> Input

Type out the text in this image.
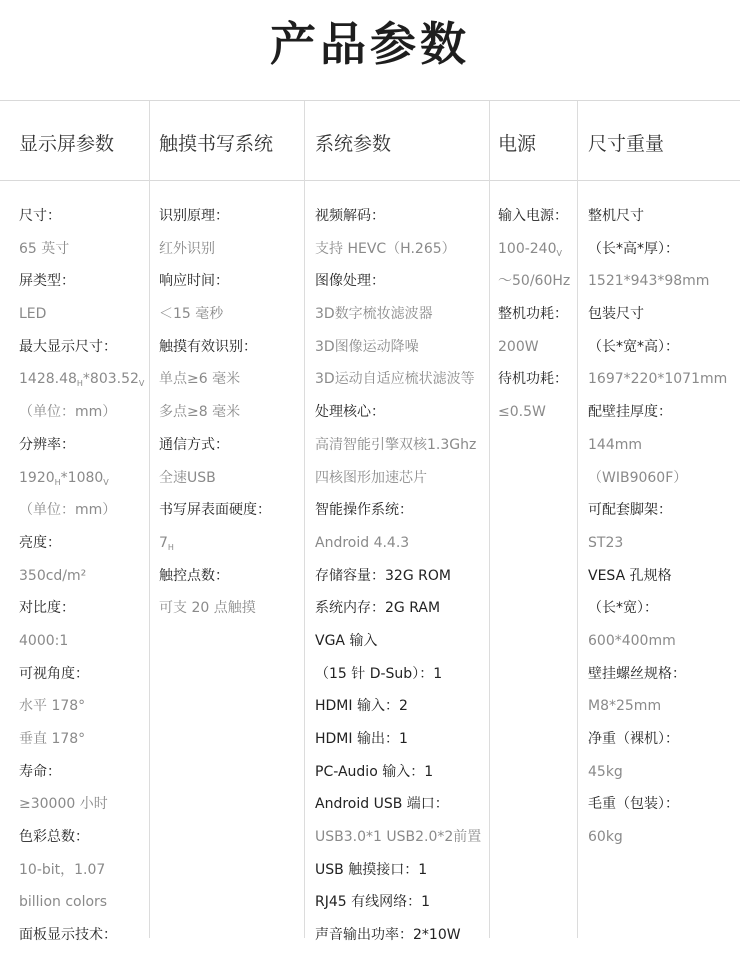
产品参数
显示屏参数 触摸书写系统 系统参数	电源	尺寸重量
尺寸：
65 英寸
屏类型：
LED
最大显示尺寸：
$1428.48_H*803.52_V$
（单位：mm）
分辨率：
$1920_H*1080_V$
（单位：mm）
亮度：
350cd/m²
对比度：
4000:1
可视角度：
水平 178°
垂直 178°
寿命：
≥30000 小时
色彩总数：
10-bit，1.07
billion colors
面板显示技术：
识别原理：
红外识别
响应时间：
＜15 毫秒
触摸有效识别：
单点≥6 毫米
多点≥8 毫米
通信方式：
全速USB
书写屏表面硬度：
$7_H$
触控点数：
可支 20 点触摸
视频解码：
支持 HEVC（H.265）
图像处理：
3D数字梳妆滤波器
3D图像运动降噪
3D运动自适应梳状滤波等
处理核心：
高清智能引擎双核1.3Ghz
四核图形加速芯片
智能操作系统：
Android 4.4.3
存储容量：32G ROM
系统内存：2G RAM
VGA 输入
（15 针 D-Sub）：1
HDMI 输入：2
HDMI 输出：1
PC-Audio 输入：1
Android USB 端口：
USB3.0*1 USB2.0*2前置
USB 触摸接口：1
RJ45 有线网络：1
声音输出功率：2*10W
输入电源：
$100-240_V$
～50/60Hz
整机功耗：
200W
待机功耗：
≤0.5W
整机尺寸
（长*高*厚）：
1521*943*98mm
包装尺寸
（长*宽*高）：
1697*220*1071mm
配壁挂厚度：
144mm
（WIB9060F）
可配套脚架：
ST23
VESA 孔规格
（长*宽）：
600*400mm
壁挂螺丝规格：
M8*25mm
净重（裸机）：
45kg
毛重（包装）：
60kg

> What you have to do
Every record above should be written out again without change, except that the pictures are left out.

> Complete output
Type out the text in this image.
产品参数
显示屏参数 触摸书写系统 系统参数	电源	尺寸重量
尺寸：
65 英寸
屏类型：
LED
最大显示尺寸：
$1428.48_H*803.52_V$
（单位：mm）
分辨率：
$1920_H*1080_V$
（单位：mm）
亮度：
350cd/m²
对比度：
4000:1
可视角度：
水平 178°
垂直 178°
寿命：
≥30000 小时
色彩总数：
10-bit，1.07
billion colors
面板显示技术：
识别原理：
红外识别
响应时间：
＜15 毫秒
触摸有效识别：
单点≥6 毫米
多点≥8 毫米
通信方式：
全速USB
书写屏表面硬度：
$7_H$
触控点数：
可支 20 点触摸
视频解码：
支持 HEVC（H.265）
图像处理：
3D数字梳妆滤波器
3D图像运动降噪
3D运动自适应梳状滤波等
处理核心：
高清智能引擎双核1.3Ghz
四核图形加速芯片
智能操作系统：
Android 4.4.3
存储容量：32G ROM
系统内存：2G RAM
VGA 输入
（15 针 D-Sub）：1
HDMI 输入：2
HDMI 输出：1
PC-Audio 输入：1
Android USB 端口：
USB3.0*1 USB2.0*2前置
USB 触摸接口：1
RJ45 有线网络：1
声音输出功率：2*10W
输入电源：
$100-240_V$
～50/60Hz
整机功耗：
200W
待机功耗：
≤0.5W
整机尺寸
（长*高*厚）：
1521*943*98mm
包装尺寸
（长*宽*高）：
1697*220*1071mm
配壁挂厚度：
144mm
（WIB9060F）
可配套脚架：
ST23
VESA 孔规格
（长*宽）：
600*400mm
壁挂螺丝规格：
M8*25mm
净重（裸机）：
45kg
毛重（包装）：
60kg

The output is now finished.